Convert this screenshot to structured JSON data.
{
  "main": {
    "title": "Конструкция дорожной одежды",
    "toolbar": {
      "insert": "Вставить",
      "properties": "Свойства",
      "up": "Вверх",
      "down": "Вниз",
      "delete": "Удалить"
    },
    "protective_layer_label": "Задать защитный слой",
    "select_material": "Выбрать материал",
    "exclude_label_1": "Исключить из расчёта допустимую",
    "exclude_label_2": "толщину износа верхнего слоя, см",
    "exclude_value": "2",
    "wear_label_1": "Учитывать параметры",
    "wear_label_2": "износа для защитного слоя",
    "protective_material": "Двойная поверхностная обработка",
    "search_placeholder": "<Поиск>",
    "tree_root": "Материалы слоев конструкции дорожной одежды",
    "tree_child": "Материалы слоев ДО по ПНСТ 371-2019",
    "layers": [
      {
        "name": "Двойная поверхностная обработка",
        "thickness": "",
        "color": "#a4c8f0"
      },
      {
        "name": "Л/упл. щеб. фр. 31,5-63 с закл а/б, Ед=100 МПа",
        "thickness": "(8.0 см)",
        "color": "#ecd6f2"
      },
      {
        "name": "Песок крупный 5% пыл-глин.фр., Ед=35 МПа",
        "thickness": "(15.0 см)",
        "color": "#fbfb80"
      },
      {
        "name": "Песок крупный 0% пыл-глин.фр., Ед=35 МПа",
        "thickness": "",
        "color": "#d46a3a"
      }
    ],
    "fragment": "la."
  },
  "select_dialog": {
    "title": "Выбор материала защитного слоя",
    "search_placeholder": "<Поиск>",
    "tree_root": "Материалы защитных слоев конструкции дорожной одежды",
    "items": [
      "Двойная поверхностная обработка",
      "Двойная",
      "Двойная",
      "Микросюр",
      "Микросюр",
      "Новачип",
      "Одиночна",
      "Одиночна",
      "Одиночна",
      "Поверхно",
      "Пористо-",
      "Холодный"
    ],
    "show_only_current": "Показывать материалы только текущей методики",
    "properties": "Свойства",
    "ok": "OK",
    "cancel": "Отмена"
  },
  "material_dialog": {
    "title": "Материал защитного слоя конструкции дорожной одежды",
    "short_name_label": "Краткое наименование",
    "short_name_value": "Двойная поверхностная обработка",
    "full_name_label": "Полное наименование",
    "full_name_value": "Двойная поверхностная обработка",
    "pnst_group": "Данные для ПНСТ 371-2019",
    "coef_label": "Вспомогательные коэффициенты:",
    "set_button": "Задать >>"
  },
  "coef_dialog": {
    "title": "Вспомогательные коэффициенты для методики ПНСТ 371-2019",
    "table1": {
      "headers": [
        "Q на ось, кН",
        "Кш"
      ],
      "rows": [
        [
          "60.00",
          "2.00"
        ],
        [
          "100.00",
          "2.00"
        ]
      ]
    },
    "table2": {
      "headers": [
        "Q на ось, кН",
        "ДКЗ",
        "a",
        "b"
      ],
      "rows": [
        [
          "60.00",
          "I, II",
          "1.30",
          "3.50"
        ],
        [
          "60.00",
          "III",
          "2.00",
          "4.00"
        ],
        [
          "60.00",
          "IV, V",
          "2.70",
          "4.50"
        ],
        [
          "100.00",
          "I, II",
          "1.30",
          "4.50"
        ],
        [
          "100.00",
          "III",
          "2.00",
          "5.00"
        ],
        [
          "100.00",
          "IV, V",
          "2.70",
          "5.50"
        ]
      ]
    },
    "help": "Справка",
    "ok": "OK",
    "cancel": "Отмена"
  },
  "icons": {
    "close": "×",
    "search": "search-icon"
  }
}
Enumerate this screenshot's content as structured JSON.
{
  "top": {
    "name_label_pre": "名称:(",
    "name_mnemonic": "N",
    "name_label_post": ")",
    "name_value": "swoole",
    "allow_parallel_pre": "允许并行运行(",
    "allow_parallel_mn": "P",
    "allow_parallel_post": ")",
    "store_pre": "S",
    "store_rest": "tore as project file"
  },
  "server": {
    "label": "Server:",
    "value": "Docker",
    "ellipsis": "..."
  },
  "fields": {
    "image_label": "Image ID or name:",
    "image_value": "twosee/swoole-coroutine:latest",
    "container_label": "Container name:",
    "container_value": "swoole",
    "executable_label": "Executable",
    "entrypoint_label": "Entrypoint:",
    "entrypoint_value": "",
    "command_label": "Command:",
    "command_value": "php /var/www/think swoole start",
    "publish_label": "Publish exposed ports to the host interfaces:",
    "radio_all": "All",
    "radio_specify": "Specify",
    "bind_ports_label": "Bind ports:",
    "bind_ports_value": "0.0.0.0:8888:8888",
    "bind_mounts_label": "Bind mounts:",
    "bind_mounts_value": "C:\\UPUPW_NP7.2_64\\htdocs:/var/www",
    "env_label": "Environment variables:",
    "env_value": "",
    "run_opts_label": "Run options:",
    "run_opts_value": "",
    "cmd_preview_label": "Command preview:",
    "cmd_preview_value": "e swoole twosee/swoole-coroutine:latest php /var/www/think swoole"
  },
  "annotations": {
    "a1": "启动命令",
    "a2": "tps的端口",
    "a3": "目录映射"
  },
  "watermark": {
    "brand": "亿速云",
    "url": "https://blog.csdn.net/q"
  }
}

WORK TO BE COMPLETED:
Nothing should be changed: write out all of the data as is.

THE OUTPUT:
Convert this screenshot to structured JSON data.
{
  "main": {
    "title": "Конструкция дорожной одежды",
    "toolbar": {
      "insert": "Вставить",
      "properties": "Свойства",
      "up": "Вверх",
      "down": "Вниз",
      "delete": "Удалить"
    },
    "protective_layer_label": "Задать защитный слой",
    "select_material": "Выбрать материал",
    "exclude_label_1": "Исключить из расчёта допустимую",
    "exclude_label_2": "толщину износа верхнего слоя, см",
    "exclude_value": "2",
    "wear_label_1": "Учитывать параметры",
    "wear_label_2": "износа для защитного слоя",
    "protective_material": "Двойная поверхностная обработка",
    "search_placeholder": "<Поиск>",
    "tree_root": "Материалы слоев конструкции дорожной одежды",
    "tree_child": "Материалы слоев ДО по ПНСТ 371-2019",
    "layers": [
      {
        "name": "Двойная поверхностная обработка",
        "thickness": "",
        "color": "#a4c8f0"
      },
      {
        "name": "Л/упл. щеб. фр. 31,5-63 с закл а/б, Ед=100 МПа",
        "thickness": "(8.0 см)",
        "color": "#ecd6f2"
      },
      {
        "name": "Песок крупный 5% пыл-глин.фр., Ед=35 МПа",
        "thickness": "(15.0 см)",
        "color": "#fbfb80"
      },
      {
        "name": "Песок крупный 0% пыл-глин.фр., Ед=35 МПа",
        "thickness": "",
        "color": "#d46a3a"
      }
    ],
    "fragment": "la."
  },
  "select_dialog": {
    "title": "Выбор материала защитного слоя",
    "search_placeholder": "<Поиск>",
    "tree_root": "Материалы защитных слоев конструкции дорожной одежды",
    "items": [
      "Двойная поверхностная обработка",
      "Двойная",
      "Двойная",
      "Микросюр",
      "Микросюр",
      "Новачип",
      "Одиночна",
      "Одиночна",
      "Одиночна",
      "Поверхно",
      "Пористо-",
      "Холодный"
    ],
    "show_only_current": "Показывать материалы только текущей методики",
    "properties": "Свойства",
    "ok": "OK",
    "cancel": "Отмена"
  },
  "material_dialog": {
    "title": "Материал защитного слоя конструкции дорожной одежды",
    "short_name_label": "Краткое наименование",
    "short_name_value": "Двойная поверхностная обработка",
    "full_name_label": "Полное наименование",
    "full_name_value": "Двойная поверхностная обработка",
    "pnst_group": "Данные для ПНСТ 371-2019",
    "coef_label": "Вспомогательные коэффициенты:",
    "set_button": "Задать >>"
  },
  "coef_dialog": {
    "title": "Вспомогательные коэффициенты для методики ПНСТ 371-2019",
    "table1": {
      "headers": [
        "Q на ось, кН",
        "Кш"
      ],
      "rows": [
        [
          "60.00",
          "2.00"
        ],
        [
          "100.00",
          "2.00"
        ]
      ]
    },
    "table2": {
      "headers": [
        "Q на ось, кН",
        "ДКЗ",
        "a",
        "b"
      ],
      "rows": [
        [
          "60.00",
          "I, II",
          "1.30",
          "3.50"
        ],
        [
          "60.00",
          "III",
          "2.00",
          "4.00"
        ],
        [
          "60.00",
          "IV, V",
          "2.70",
          "4.50"
        ],
        [
          "100.00",
          "I, II",
          "1.30",
          "4.50"
        ],
        [
          "100.00",
          "III",
          "2.00",
          "5.00"
        ],
        [
          "100.00",
          "IV, V",
          "2.70",
          "5.50"
        ]
      ]
    },
    "help": "Справка",
    "ok": "OK",
    "cancel": "Отмена"
  },
  "icons": {
    "close": "×",
    "search": "search-icon"
  }
}
Enumerate this screenshot's content as structured JSON.
{
  "top": {
    "name_label_pre": "名称:(",
    "name_mnemonic": "N",
    "name_label_post": ")",
    "name_value": "swoole",
    "allow_parallel_pre": "允许并行运行(",
    "allow_parallel_mn": "P",
    "allow_parallel_post": ")",
    "store_pre": "S",
    "store_rest": "tore as project file"
  },
  "server": {
    "label": "Server:",
    "value": "Docker",
    "ellipsis": "..."
  },
  "fields": {
    "image_label": "Image ID or name:",
    "image_value": "twosee/swoole-coroutine:latest",
    "container_label": "Container name:",
    "container_value": "swoole",
    "executable_label": "Executable",
    "entrypoint_label": "Entrypoint:",
    "entrypoint_value": "",
    "command_label": "Command:",
    "command_value": "php /var/www/think swoole start",
    "publish_label": "Publish exposed ports to the host interfaces:",
    "radio_all": "All",
    "radio_specify": "Specify",
    "bind_ports_label": "Bind ports:",
    "bind_ports_value": "0.0.0.0:8888:8888",
    "bind_mounts_label": "Bind mounts:",
    "bind_mounts_value": "C:\\UPUPW_NP7.2_64\\htdocs:/var/www",
    "env_label": "Environment variables:",
    "env_value": "",
    "run_opts_label": "Run options:",
    "run_opts_value": "",
    "cmd_preview_label": "Command preview:",
    "cmd_preview_value": "e swoole twosee/swoole-coroutine:latest php /var/www/think swoole"
  },
  "annotations": {
    "a1": "启动命令",
    "a2": "tps的端口",
    "a3": "目录映射"
  },
  "watermark": {
    "brand": "亿速云",
    "url": "https://blog.csdn.net/q"
  }
}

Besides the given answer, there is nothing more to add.